═════ Data records

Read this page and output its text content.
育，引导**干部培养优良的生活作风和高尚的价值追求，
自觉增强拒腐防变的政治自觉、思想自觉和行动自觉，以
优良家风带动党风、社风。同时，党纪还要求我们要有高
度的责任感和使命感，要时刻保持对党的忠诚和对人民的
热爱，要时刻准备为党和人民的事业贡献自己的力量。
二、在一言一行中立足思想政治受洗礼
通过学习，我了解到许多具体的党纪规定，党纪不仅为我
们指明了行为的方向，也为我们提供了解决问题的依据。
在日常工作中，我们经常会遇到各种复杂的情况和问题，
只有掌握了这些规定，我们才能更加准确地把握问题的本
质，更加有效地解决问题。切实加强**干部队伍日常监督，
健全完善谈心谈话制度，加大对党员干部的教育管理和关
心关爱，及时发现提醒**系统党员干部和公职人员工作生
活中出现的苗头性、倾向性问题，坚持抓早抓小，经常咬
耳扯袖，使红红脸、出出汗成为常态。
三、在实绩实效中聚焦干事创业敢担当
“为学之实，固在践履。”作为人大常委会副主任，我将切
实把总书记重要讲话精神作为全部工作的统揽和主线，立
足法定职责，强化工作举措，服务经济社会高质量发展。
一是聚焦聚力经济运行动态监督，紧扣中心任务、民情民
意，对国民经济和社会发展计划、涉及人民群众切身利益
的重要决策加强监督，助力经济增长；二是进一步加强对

══════════

[Objective]
Print the records above exactly as they appear.

[Solution for this problem]
Read this page and output its text content.
育，引导**干部培养优良的生活作风和高尚的价值追求，
自觉增强拒腐防变的政治自觉、思想自觉和行动自觉，以
优良家风带动党风、社风。同时，党纪还要求我们要有高
度的责任感和使命感，要时刻保持对党的忠诚和对人民的
热爱，要时刻准备为党和人民的事业贡献自己的力量。
二、在一言一行中立足思想政治受洗礼
通过学习，我了解到许多具体的党纪规定，党纪不仅为我
们指明了行为的方向，也为我们提供了解决问题的依据。
在日常工作中，我们经常会遇到各种复杂的情况和问题，
只有掌握了这些规定，我们才能更加准确地把握问题的本
质，更加有效地解决问题。切实加强**干部队伍日常监督，
健全完善谈心谈话制度，加大对党员干部的教育管理和关
心关爱，及时发现提醒**系统党员干部和公职人员工作生
活中出现的苗头性、倾向性问题，坚持抓早抓小，经常咬
耳扯袖，使红红脸、出出汗成为常态。
三、在实绩实效中聚焦干事创业敢担当
“为学之实，固在践履。”作为人大常委会副主任，我将切
实把总书记重要讲话精神作为全部工作的统揽和主线，立
足法定职责，强化工作举措，服务经济社会高质量发展。
一是聚焦聚力经济运行动态监督，紧扣中心任务、民情民
意，对国民经济和社会发展计划、涉及人民群众切身利益
的重要决策加强监督，助力经济增长；二是进一步加强对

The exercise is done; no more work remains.